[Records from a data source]
————————

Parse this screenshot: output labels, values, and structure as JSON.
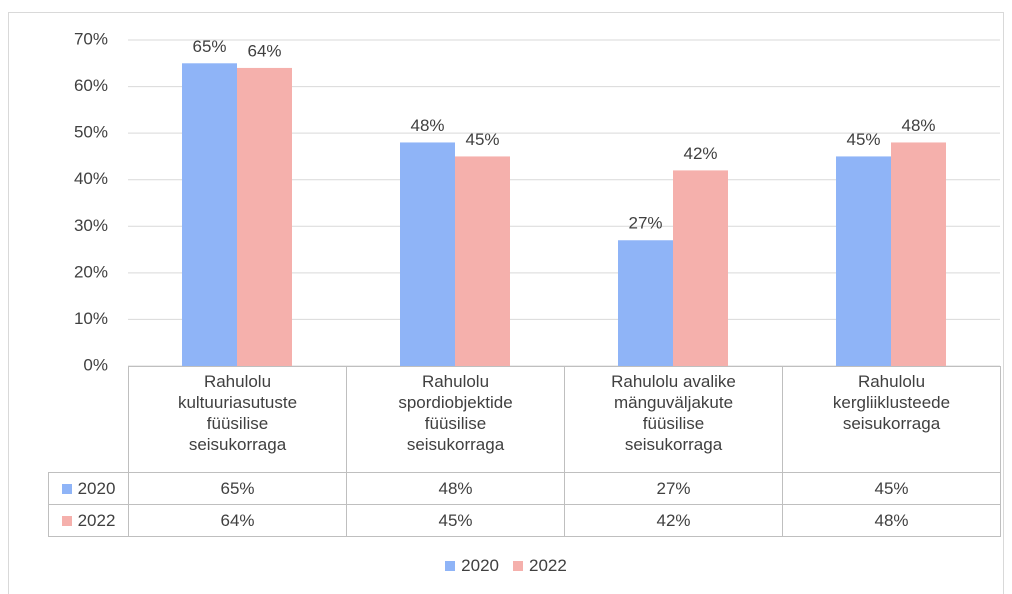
{
  "chart_data": {
    "type": "bar",
    "categories": [
      "Rahulolu kultuuriasutuste füüsilise seisukorraga",
      "Rahulolu spordiobjektide füüsilise seisukorraga",
      "Rahulolu avalike mänguväljakute füüsilise seisukorraga",
      "Rahulolu kergliiklusteede seisukorraga"
    ],
    "series": [
      {
        "name": "2020",
        "color": "#8fb4f7",
        "values": [
          65,
          48,
          27,
          45
        ],
        "value_labels": [
          "65%",
          "48%",
          "27%",
          "45%"
        ]
      },
      {
        "name": "2022",
        "color": "#f5b0ac",
        "values": [
          64,
          45,
          42,
          48
        ],
        "value_labels": [
          "64%",
          "45%",
          "42%",
          "48%"
        ]
      }
    ],
    "ylim": [
      0,
      70
    ],
    "yticks": [
      {
        "value": 0,
        "label": "0%"
      },
      {
        "value": 10,
        "label": "10%"
      },
      {
        "value": 20,
        "label": "20%"
      },
      {
        "value": 30,
        "label": "30%"
      },
      {
        "value": 40,
        "label": "40%"
      },
      {
        "value": 50,
        "label": "50%"
      },
      {
        "value": 60,
        "label": "60%"
      },
      {
        "value": 70,
        "label": "70%"
      }
    ],
    "grid": true,
    "legend": "bottom",
    "data_table": true
  }
}
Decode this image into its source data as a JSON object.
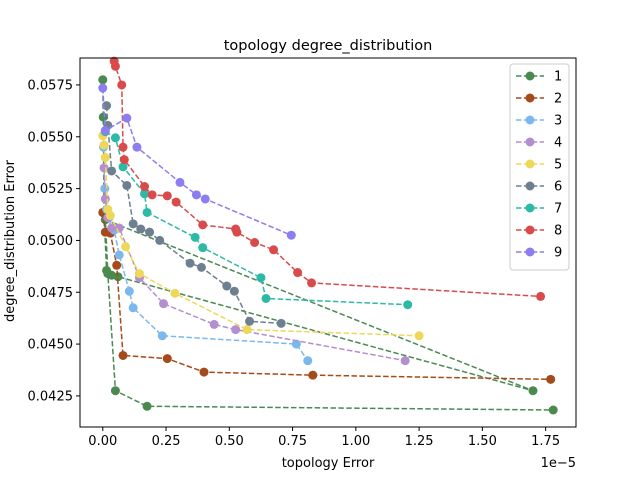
{
  "chart_data": {
    "type": "line",
    "title": "topology degree_distribution",
    "xlabel": "topology Error",
    "ylabel": "degree_distribution Error",
    "x_offset_label": "1e−5",
    "x_scale": 1e-05,
    "xlim": [
      -9e-07,
      1.87e-05
    ],
    "ylim": [
      0.041,
      0.0588
    ],
    "xticks": [
      0,
      2.5e-06,
      5e-06,
      7.5e-06,
      1e-05,
      1.25e-05,
      1.5e-05,
      1.75e-05
    ],
    "xtick_labels": [
      "0.00",
      "0.25",
      "0.50",
      "0.75",
      "1.00",
      "1.25",
      "1.50",
      "1.75"
    ],
    "yticks": [
      0.0425,
      0.045,
      0.0475,
      0.05,
      0.0525,
      0.055,
      0.0575
    ],
    "ytick_labels": [
      "0.0425",
      "0.0450",
      "0.0475",
      "0.0500",
      "0.0525",
      "0.0550",
      "0.0575"
    ],
    "grid": false,
    "legend_position": "top-right",
    "line_style": "dashed",
    "marker": "circle",
    "series": [
      {
        "name": "1",
        "color": "#4a8a4f",
        "x": [
          0.0,
          2e-08,
          5e-08,
          1.5e-07,
          3.5e-07,
          6e-07,
          1.7e-05,
          1e-07,
          2e-07,
          5e-07,
          1.75e-06,
          1.78e-05
        ],
        "y": [
          0.05775,
          0.05595,
          0.0513,
          0.04855,
          0.04832,
          0.04825,
          0.04275,
          0.051,
          0.0484,
          0.04275,
          0.042,
          0.04182
        ]
      },
      {
        "name": "2",
        "color": "#a54a1a",
        "x": [
          0.0,
          1e-07,
          3e-07,
          5.5e-07,
          8e-07,
          2.55e-06,
          4e-06,
          8.3e-06,
          1.77e-05
        ],
        "y": [
          0.05135,
          0.0504,
          0.05035,
          0.0488,
          0.04445,
          0.0443,
          0.04365,
          0.0435,
          0.0433
        ]
      },
      {
        "name": "3",
        "color": "#7bb8ee",
        "x": [
          3e-08,
          8e-08,
          1.5e-07,
          2.5e-07,
          4.5e-07,
          6.5e-07,
          1.05e-06,
          1.2e-06,
          2.35e-06,
          7.65e-06,
          8.1e-06
        ],
        "y": [
          0.0545,
          0.0525,
          0.0515,
          0.0511,
          0.0505,
          0.0493,
          0.04755,
          0.04675,
          0.0454,
          0.045,
          0.0442
        ]
      },
      {
        "name": "4",
        "color": "#b48fd0",
        "x": [
          5e-08,
          1e-07,
          2e-07,
          3.5e-07,
          6.5e-07,
          1.45e-06,
          2.4e-06,
          4.4e-06,
          5.25e-06,
          1.195e-05
        ],
        "y": [
          0.0535,
          0.052,
          0.0511,
          0.0506,
          0.0506,
          0.0482,
          0.04695,
          0.04595,
          0.0457,
          0.0442
        ]
      },
      {
        "name": "5",
        "color": "#eed85c",
        "x": [
          0.0,
          5e-08,
          1e-07,
          2e-07,
          3e-07,
          9e-07,
          1.45e-06,
          2.85e-06,
          5.7e-06,
          1.25e-05
        ],
        "y": [
          0.05505,
          0.0546,
          0.054,
          0.0515,
          0.0512,
          0.0497,
          0.0484,
          0.04745,
          0.0457,
          0.0454
        ]
      },
      {
        "name": "6",
        "color": "#6e8090",
        "x": [
          1.5e-07,
          2e-07,
          3.5e-07,
          9.5e-07,
          1.2e-06,
          1.5e-06,
          1.85e-06,
          2.25e-06,
          3.45e-06,
          3.9e-06,
          4.9e-06,
          5.2e-06,
          5.8e-06,
          7.05e-06
        ],
        "y": [
          0.0565,
          0.05555,
          0.05335,
          0.05265,
          0.0508,
          0.05055,
          0.0504,
          0.05,
          0.0489,
          0.0487,
          0.0478,
          0.04755,
          0.0461,
          0.046
        ]
      },
      {
        "name": "7",
        "color": "#2cbaa6",
        "x": [
          1e-07,
          5e-07,
          8e-07,
          1.65e-06,
          1.75e-06,
          3.65e-06,
          3.95e-06,
          6.25e-06,
          6.45e-06,
          1.205e-05
        ],
        "y": [
          0.05525,
          0.05495,
          0.05355,
          0.05225,
          0.05135,
          0.05015,
          0.04965,
          0.0482,
          0.0472,
          0.0469
        ]
      },
      {
        "name": "8",
        "color": "#d94b4b",
        "x": [
          4.5e-07,
          5e-07,
          7.5e-07,
          8e-07,
          8.5e-07,
          1.65e-06,
          1.95e-06,
          2.55e-06,
          2.9e-06,
          3.95e-06,
          5.25e-06,
          5.3e-06,
          6e-06,
          6.75e-06,
          7.7e-06,
          8.25e-06,
          1.73e-05
        ],
        "y": [
          0.05865,
          0.0584,
          0.0575,
          0.0545,
          0.0539,
          0.0526,
          0.0522,
          0.05215,
          0.05185,
          0.05075,
          0.05055,
          0.0504,
          0.0499,
          0.04955,
          0.04845,
          0.04795,
          0.0473
        ]
      },
      {
        "name": "9",
        "color": "#8c7ef0",
        "x": [
          0.0,
          1e-07,
          9.5e-07,
          1.35e-06,
          3.05e-06,
          3.7e-06,
          4.05e-06,
          7.45e-06
        ],
        "y": [
          0.05735,
          0.0553,
          0.0559,
          0.0545,
          0.0528,
          0.0522,
          0.052,
          0.05025
        ]
      }
    ]
  }
}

————————

> **WRITTEN TASK**: Search the records for the word "name" and copy every line where it occurs.

> **RESULT OF THIS EXERCISE**:
        "name": "2020",
        "name": "2022",
        "name": "1",
        "name": "2",
        "name": "3",
        "name": "4",
        "name": "5",
        "name": "6",
        "name": "7",
        "name": "8",
        "name": "9",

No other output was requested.